**REQUIREMENTS**
Restate the data below word for word. Skip any images it contains.

**DATA ENTRIES**

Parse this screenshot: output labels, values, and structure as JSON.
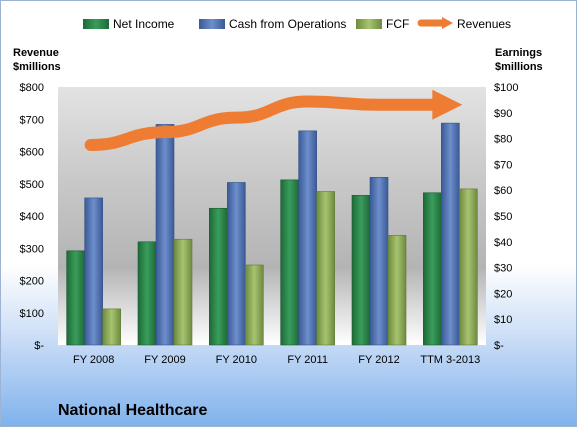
{
  "chart_data": {
    "type": "bar",
    "title": "National Healthcare",
    "categories": [
      "FY 2008",
      "FY 2009",
      "FY 2010",
      "FY 2011",
      "FY 2012",
      "TTM 3-2013"
    ],
    "left_axis": {
      "title_line1": "Revenue",
      "title_line2": "$millions",
      "range": [
        0,
        800
      ],
      "ticks": [
        "$-",
        "$100",
        "$200",
        "$300",
        "$400",
        "$500",
        "$600",
        "$700",
        "$800"
      ]
    },
    "right_axis": {
      "title_line1": "Earnings",
      "title_line2": "$millions",
      "range": [
        0,
        100
      ],
      "ticks": [
        "$-",
        "$10",
        "$20",
        "$30",
        "$40",
        "$50",
        "$60",
        "$70",
        "$80",
        "$90",
        "$100"
      ]
    },
    "series": [
      {
        "name": "Net Income",
        "axis": "right",
        "kind": "bar",
        "color": "#2e8b4e",
        "values": [
          36.5,
          40,
          53,
          64,
          58,
          59
        ]
      },
      {
        "name": "Cash from Operations",
        "axis": "right",
        "kind": "bar",
        "color": "#4f73b3",
        "values": [
          57,
          85.5,
          63,
          83,
          65,
          86
        ]
      },
      {
        "name": "FCF",
        "axis": "right",
        "kind": "bar",
        "color": "#8aa857",
        "values": [
          14,
          41,
          31,
          59.5,
          42.5,
          60.5
        ]
      },
      {
        "name": "Revenues",
        "axis": "left",
        "kind": "arrow-line",
        "color": "#ee7d33",
        "values": [
          620,
          660,
          705,
          755,
          745,
          745
        ]
      }
    ],
    "grid": false,
    "legend_position": "top"
  }
}
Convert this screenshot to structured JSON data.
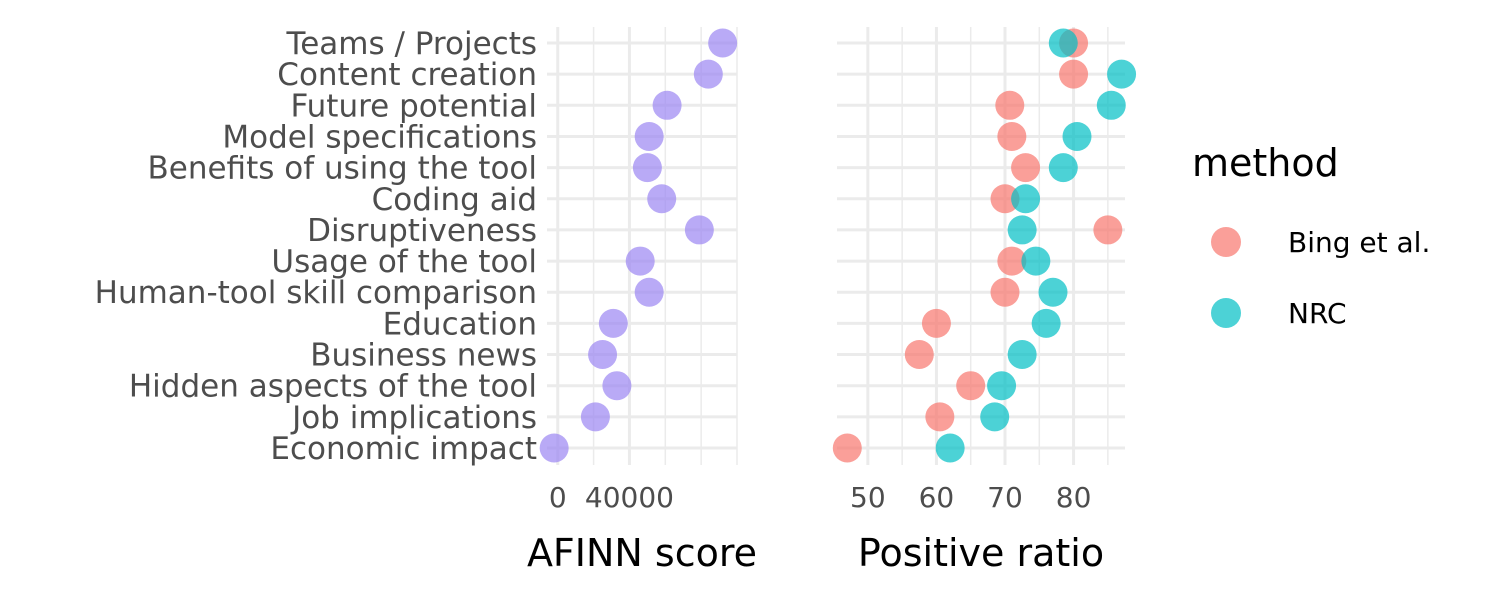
{
  "chart_data": [
    {
      "type": "scatter",
      "title": "",
      "xlabel": "AFINN score",
      "ylabel": "",
      "xlim": [
        -6000,
        100000
      ],
      "xticks": [
        0,
        40000
      ],
      "grid": true,
      "point_color": "#9b86f2",
      "categories": [
        "Teams / Projects",
        "Content creation",
        "Future potential",
        "Model specifications",
        "Benefits of using the tool",
        "Coding aid",
        "Disruptiveness",
        "Usage of the tool",
        "Human-tool skill comparison",
        "Education",
        "Business news",
        "Hidden aspects of the tool",
        "Job implications",
        "Economic impact"
      ],
      "series": [
        {
          "values": [
            92000,
            84000,
            61000,
            51000,
            50000,
            58000,
            79000,
            46000,
            51000,
            31000,
            25000,
            33000,
            21000,
            -2000
          ]
        }
      ]
    },
    {
      "type": "scatter",
      "title": "",
      "xlabel": "Positive ratio",
      "ylabel": "",
      "xlim": [
        45.5,
        87.5
      ],
      "xticks": [
        50,
        60,
        70,
        80
      ],
      "grid": true,
      "legend": {
        "title": "method",
        "placement": "right"
      },
      "categories": [
        "Teams / Projects",
        "Content creation",
        "Future potential",
        "Model specifications",
        "Benefits of using the tool",
        "Coding aid",
        "Disruptiveness",
        "Usage of the tool",
        "Human-tool skill comparison",
        "Education",
        "Business news",
        "Hidden aspects of the tool",
        "Job implications",
        "Economic impact"
      ],
      "series": [
        {
          "name": "Bing et al.",
          "color": "#f8766d",
          "values": [
            80.0,
            80.0,
            70.7,
            71.0,
            73.0,
            70.0,
            85.0,
            71.0,
            70.0,
            60.0,
            57.5,
            65.0,
            60.5,
            47.0
          ]
        },
        {
          "name": "NRC",
          "color": "#00bfc4",
          "values": [
            78.5,
            87.0,
            85.5,
            80.5,
            78.5,
            73.0,
            72.5,
            74.5,
            77.0,
            76.0,
            72.5,
            69.5,
            68.5,
            62.0
          ]
        }
      ]
    }
  ]
}
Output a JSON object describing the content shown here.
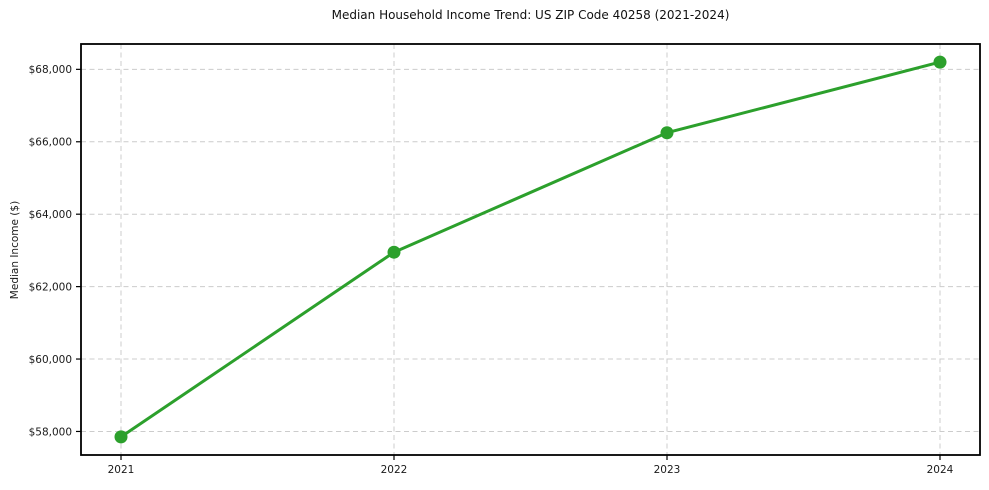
{
  "chart_data": {
    "type": "line",
    "title": "Median Household Income Trend: US ZIP Code 40258 (2021-2024)",
    "xlabel": "",
    "ylabel": "Median Income ($)",
    "categories": [
      "2021",
      "2022",
      "2023",
      "2024"
    ],
    "series": [
      {
        "name": "Median Household Income",
        "values": [
          57850,
          62950,
          66250,
          68200
        ]
      }
    ],
    "ylim": [
      57350,
      68700
    ],
    "yticks": [
      58000,
      60000,
      62000,
      64000,
      66000,
      68000
    ],
    "ytick_labels": [
      "$58,000",
      "$60,000",
      "$62,000",
      "$64,000",
      "$66,000",
      "$68,000"
    ],
    "grid": true,
    "legend": "none",
    "line_color": "#2ca02c",
    "marker": "circle",
    "grid_color": "#cccccc",
    "axis_color": "#000000",
    "text_color": "#1a1a1a",
    "background": "#ffffff"
  }
}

**THE RESPONSE**
Parse this screenshot: output labels, values, and structure as JSON.
{
  "chart_data": {
    "type": "bar",
    "title": "National Healthcare",
    "categories": [
      "FY 2008",
      "FY 2009",
      "FY 2010",
      "FY 2011",
      "FY 2012",
      "TTM 3-2013"
    ],
    "left_axis": {
      "title_line1": "Revenue",
      "title_line2": "$millions",
      "range": [
        0,
        800
      ],
      "ticks": [
        "$-",
        "$100",
        "$200",
        "$300",
        "$400",
        "$500",
        "$600",
        "$700",
        "$800"
      ]
    },
    "right_axis": {
      "title_line1": "Earnings",
      "title_line2": "$millions",
      "range": [
        0,
        100
      ],
      "ticks": [
        "$-",
        "$10",
        "$20",
        "$30",
        "$40",
        "$50",
        "$60",
        "$70",
        "$80",
        "$90",
        "$100"
      ]
    },
    "series": [
      {
        "name": "Net Income",
        "axis": "right",
        "kind": "bar",
        "color": "#2e8b4e",
        "values": [
          36.5,
          40,
          53,
          64,
          58,
          59
        ]
      },
      {
        "name": "Cash from Operations",
        "axis": "right",
        "kind": "bar",
        "color": "#4f73b3",
        "values": [
          57,
          85.5,
          63,
          83,
          65,
          86
        ]
      },
      {
        "name": "FCF",
        "axis": "right",
        "kind": "bar",
        "color": "#8aa857",
        "values": [
          14,
          41,
          31,
          59.5,
          42.5,
          60.5
        ]
      },
      {
        "name": "Revenues",
        "axis": "left",
        "kind": "arrow-line",
        "color": "#ee7d33",
        "values": [
          620,
          660,
          705,
          755,
          745,
          745
        ]
      }
    ],
    "grid": false,
    "legend_position": "top"
  }
}
Convert this screenshot to structured JSON data.
{
  "chart_data": [
    {
      "type": "scatter",
      "title": "",
      "xlabel": "AFINN score",
      "ylabel": "",
      "xlim": [
        -6000,
        100000
      ],
      "xticks": [
        0,
        40000
      ],
      "grid": true,
      "point_color": "#9b86f2",
      "categories": [
        "Teams / Projects",
        "Content creation",
        "Future potential",
        "Model specifications",
        "Benefits of using the tool",
        "Coding aid",
        "Disruptiveness",
        "Usage of the tool",
        "Human-tool skill comparison",
        "Education",
        "Business news",
        "Hidden aspects of the tool",
        "Job implications",
        "Economic impact"
      ],
      "series": [
        {
          "values": [
            92000,
            84000,
            61000,
            51000,
            50000,
            58000,
            79000,
            46000,
            51000,
            31000,
            25000,
            33000,
            21000,
            -2000
          ]
        }
      ]
    },
    {
      "type": "scatter",
      "title": "",
      "xlabel": "Positive ratio",
      "ylabel": "",
      "xlim": [
        45.5,
        87.5
      ],
      "xticks": [
        50,
        60,
        70,
        80
      ],
      "grid": true,
      "legend": {
        "title": "method",
        "placement": "right"
      },
      "categories": [
        "Teams / Projects",
        "Content creation",
        "Future potential",
        "Model specifications",
        "Benefits of using the tool",
        "Coding aid",
        "Disruptiveness",
        "Usage of the tool",
        "Human-tool skill comparison",
        "Education",
        "Business news",
        "Hidden aspects of the tool",
        "Job implications",
        "Economic impact"
      ],
      "series": [
        {
          "name": "Bing et al.",
          "color": "#f8766d",
          "values": [
            80.0,
            80.0,
            70.7,
            71.0,
            73.0,
            70.0,
            85.0,
            71.0,
            70.0,
            60.0,
            57.5,
            65.0,
            60.5,
            47.0
          ]
        },
        {
          "name": "NRC",
          "color": "#00bfc4",
          "values": [
            78.5,
            87.0,
            85.5,
            80.5,
            78.5,
            73.0,
            72.5,
            74.5,
            77.0,
            76.0,
            72.5,
            69.5,
            68.5,
            62.0
          ]
        }
      ]
    }
  ]
}
Output a JSON object describing the content shown here.
{
  "chart_data": {
    "type": "line",
    "title": "Median Household Income Trend: US ZIP Code 40258 (2021-2024)",
    "xlabel": "",
    "ylabel": "Median Income ($)",
    "categories": [
      "2021",
      "2022",
      "2023",
      "2024"
    ],
    "series": [
      {
        "name": "Median Household Income",
        "values": [
          57850,
          62950,
          66250,
          68200
        ]
      }
    ],
    "ylim": [
      57350,
      68700
    ],
    "yticks": [
      58000,
      60000,
      62000,
      64000,
      66000,
      68000
    ],
    "ytick_labels": [
      "$58,000",
      "$60,000",
      "$62,000",
      "$64,000",
      "$66,000",
      "$68,000"
    ],
    "grid": true,
    "legend": "none",
    "line_color": "#2ca02c",
    "marker": "circle",
    "grid_color": "#cccccc",
    "axis_color": "#000000",
    "text_color": "#1a1a1a",
    "background": "#ffffff"
  }
}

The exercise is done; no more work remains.